» **WHAT NEEDS TO BE DONE**
Return the lines of the data from the one containing "row-brand: Default: [558, 159, 588, 168]" through the one containing "guide-marker-bottom: 2: [142, 849, 147, 858]", both included, copied verbatim.

──────── RECORDS FOR THIS EXERCISE

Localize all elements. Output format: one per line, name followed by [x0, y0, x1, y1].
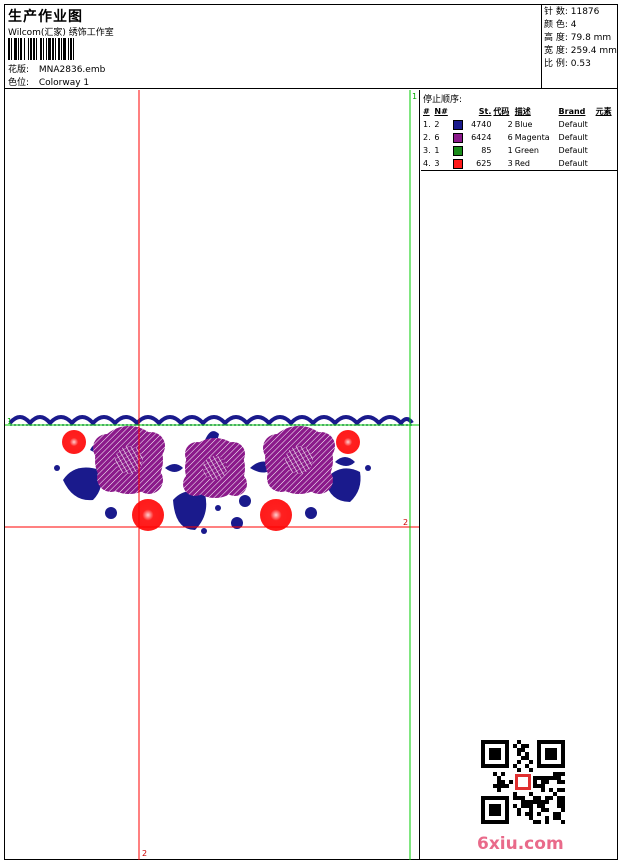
row-brand: Default: [558, 159, 588, 168]
row-description: Red: [514, 159, 530, 168]
row-index: 4.: [423, 159, 431, 168]
row-stitches: 4740: [471, 120, 492, 129]
design-file-label: 花版:: [8, 65, 30, 75]
col-code: 代码: [493, 107, 510, 116]
row-element: [595, 118, 616, 131]
col-index: #: [423, 107, 430, 116]
row-swatch: [452, 144, 466, 157]
row-code: 3: [507, 159, 513, 168]
table-row: 3. 1 85 1 Green Default: [422, 144, 616, 157]
row-element: [595, 131, 616, 144]
guide-marker-top: 1: [412, 92, 417, 101]
row-needle: 2: [434, 120, 440, 129]
color-swatch: [452, 145, 463, 156]
stop-sequence-title: 停止顺序:: [423, 95, 463, 105]
color-swatch: [452, 119, 463, 130]
col-description: 描述: [514, 107, 531, 116]
roses: [93, 426, 335, 498]
col-stitches: St.: [478, 107, 492, 116]
row-code: 6: [507, 133, 513, 142]
studio-name: Wilcom(汇家) 绣饰工作室: [8, 28, 114, 38]
row-swatch: [452, 131, 466, 144]
colorway-row: 色位: Colorway 1: [8, 75, 89, 88]
row-description: Blue: [514, 120, 533, 129]
embroidery-preview: 1 1 2 2: [5, 90, 419, 860]
table-row: 2. 6 6424 6 Magenta Default: [422, 131, 616, 144]
row-stitches: 85: [481, 146, 492, 155]
scallop-border: [8, 415, 414, 427]
design-canvas: 1 1 2 2: [5, 90, 420, 860]
colorway-value: Colorway 1: [38, 78, 90, 88]
row-element: [595, 157, 616, 170]
table-row: 4. 3 625 3 Red Default: [422, 157, 616, 170]
row-description: Magenta: [514, 133, 550, 142]
row-needle: 1: [434, 146, 440, 155]
colorway-label: 色位:: [8, 78, 30, 88]
guide-marker-bottom: 2: [142, 849, 147, 858]
production-sheet: 生产作业图 Wilcom(汇家) 绣饰工作室 花版: MNA2836.emb 色…: [4, 4, 618, 860]
col-brand: Brand: [558, 107, 586, 116]
watermark: 6xiu.com: [477, 834, 564, 854]
stat-scale: 比 例: 0.53: [544, 59, 591, 69]
barcode: [8, 38, 148, 60]
table-row: 1. 2 4740 2 Blue Default: [422, 118, 616, 131]
row-swatch: [452, 157, 466, 170]
row-brand: Default: [558, 120, 588, 129]
panel-divider: [421, 170, 617, 171]
sheet-header: 生产作业图 Wilcom(汇家) 绣饰工作室 花版: MNA2836.emb 色…: [5, 5, 617, 89]
col-swatch: [452, 105, 466, 118]
row-brand: Default: [558, 146, 588, 155]
page-title: 生产作业图: [8, 9, 83, 25]
row-needle: 3: [434, 159, 440, 168]
row-code: 1: [507, 146, 513, 155]
stop-sequence-panel: 停止顺序: # N# St. 代码 描述 Brand 元素 1. 2 4740 2 Bl…: [421, 90, 617, 860]
blue-dots: [54, 465, 371, 534]
row-description: Green: [514, 146, 539, 155]
stop-sequence-table: # N# St. 代码 描述 Brand 元素 1. 2 4740 2 Blue Defa…: [422, 105, 616, 170]
design-stats: 针 数: 11876 颜 色: 4 高 度: 79.8 mm 宽 度: 259.…: [541, 5, 617, 89]
red-dots: [62, 430, 360, 531]
stat-colors: 颜 色: 4: [544, 20, 577, 30]
col-element: 元素: [595, 107, 612, 116]
row-brand: Default: [558, 133, 588, 142]
row-code: 2: [507, 120, 513, 129]
col-needle: N#: [434, 107, 448, 116]
row-stitches: 625: [476, 159, 492, 168]
row-index: 1.: [423, 120, 431, 129]
guide-lines: [5, 90, 419, 860]
design-file-value: MNA2836.emb: [38, 65, 106, 75]
row-needle: 6: [434, 133, 440, 142]
stat-height: 高 度: 79.8 mm: [544, 33, 612, 43]
stat-width: 宽 度: 259.4 mm: [544, 46, 617, 56]
stat-stitches: 针 数: 11876: [544, 7, 600, 17]
row-element: [595, 144, 616, 157]
guide-marker-left: 1: [7, 417, 12, 426]
color-swatch: [452, 132, 463, 143]
design-file-row: 花版: MNA2836.emb: [8, 62, 105, 75]
table-header-row: # N# St. 代码 描述 Brand 元素: [422, 105, 616, 118]
leaves: [63, 431, 361, 530]
row-stitches: 6424: [471, 133, 492, 142]
guide-marker-right: 2: [403, 518, 408, 527]
row-index: 2.: [423, 133, 431, 142]
row-swatch: [452, 118, 466, 131]
color-swatch: [452, 158, 463, 169]
row-index: 3.: [423, 146, 431, 155]
qr-code: [481, 740, 565, 824]
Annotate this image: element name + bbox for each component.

────────────────

» **OUTPUT FOR THIS EXERCISE**
row-brand: Default: [558, 159, 588, 168]
row-description: Red: [514, 159, 530, 168]
row-index: 4.: [423, 159, 431, 168]
row-stitches: 4740: [471, 120, 492, 129]
design-file-label: 花版:: [8, 65, 30, 75]
col-code: 代码: [493, 107, 510, 116]
row-element: [595, 118, 616, 131]
col-index: #: [423, 107, 430, 116]
row-swatch: [452, 144, 466, 157]
row-code: 3: [507, 159, 513, 168]
table-row: 3. 1 85 1 Green Default: [422, 144, 616, 157]
row-element: [595, 131, 616, 144]
guide-marker-top: 1: [412, 92, 417, 101]
row-needle: 2: [434, 120, 440, 129]
color-swatch: [452, 145, 463, 156]
stop-sequence-title: 停止顺序:: [423, 95, 463, 105]
color-swatch: [452, 119, 463, 130]
col-description: 描述: [514, 107, 531, 116]
roses: [93, 426, 335, 498]
col-stitches: St.: [478, 107, 492, 116]
row-code: 6: [507, 133, 513, 142]
studio-name: Wilcom(汇家) 绣饰工作室: [8, 28, 114, 38]
row-swatch: [452, 131, 466, 144]
colorway-row: 色位: Colorway 1: [8, 75, 89, 88]
row-description: Blue: [514, 120, 533, 129]
embroidery-preview: 1 1 2 2: [5, 90, 419, 860]
table-row: 2. 6 6424 6 Magenta Default: [422, 131, 616, 144]
row-stitches: 85: [481, 146, 492, 155]
scallop-border: [8, 415, 414, 427]
design-canvas: 1 1 2 2: [5, 90, 420, 860]
colorway-value: Colorway 1: [38, 78, 90, 88]
row-element: [595, 157, 616, 170]
table-row: 4. 3 625 3 Red Default: [422, 157, 616, 170]
row-description: Magenta: [514, 133, 550, 142]
row-needle: 1: [434, 146, 440, 155]
colorway-label: 色位:: [8, 78, 30, 88]
guide-marker-bottom: 2: [142, 849, 147, 858]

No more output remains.